Skip any picture you find and retype all the remaining lines exactly.

» **DATA FOR THIS EXERCISE**
********
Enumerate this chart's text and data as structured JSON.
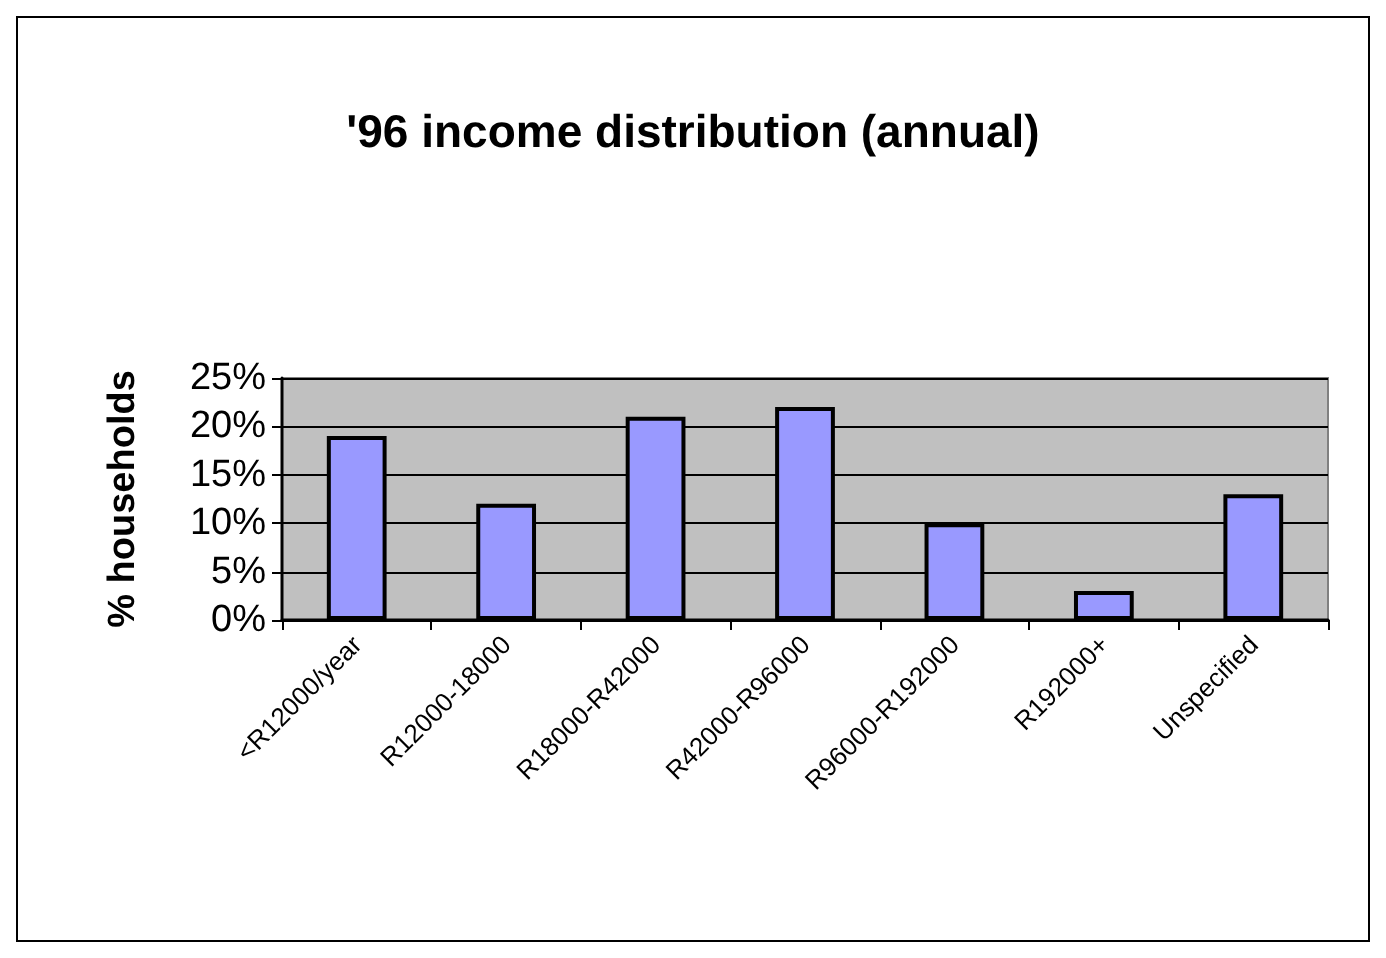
{
  "chart_data": {
    "type": "bar",
    "title": "'96 income distribution (annual)",
    "ylabel": "% households",
    "categories": [
      "<R12000/year",
      "R12000-18000",
      "R18000-R42000",
      "R42000-R96000",
      "R96000-R192000",
      "R192000+",
      "Unspecified"
    ],
    "values": [
      19,
      12,
      21,
      22,
      10,
      3,
      13
    ],
    "color": "#9999ff",
    "ylim": [
      0,
      25
    ],
    "yticks": [
      {
        "value": 0,
        "label": "0%"
      },
      {
        "value": 5,
        "label": "5%"
      },
      {
        "value": 10,
        "label": "10%"
      },
      {
        "value": 15,
        "label": "15%"
      },
      {
        "value": 20,
        "label": "20%"
      },
      {
        "value": 25,
        "label": "25%"
      }
    ],
    "grid": "y"
  }
}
********
» **THE RESULT**
Enumerate this chart's text and data as structured JSON.
{
  "chart_data": {
    "type": "bar",
    "title": "'96 income distribution (annual)",
    "ylabel": "% households",
    "categories": [
      "<R12000/year",
      "R12000-18000",
      "R18000-R42000",
      "R42000-R96000",
      "R96000-R192000",
      "R192000+",
      "Unspecified"
    ],
    "values": [
      19,
      12,
      21,
      22,
      10,
      3,
      13
    ],
    "color": "#9999ff",
    "ylim": [
      0,
      25
    ],
    "yticks": [
      {
        "value": 0,
        "label": "0%"
      },
      {
        "value": 5,
        "label": "5%"
      },
      {
        "value": 10,
        "label": "10%"
      },
      {
        "value": 15,
        "label": "15%"
      },
      {
        "value": 20,
        "label": "20%"
      },
      {
        "value": 25,
        "label": "25%"
      }
    ],
    "grid": "y"
  }
}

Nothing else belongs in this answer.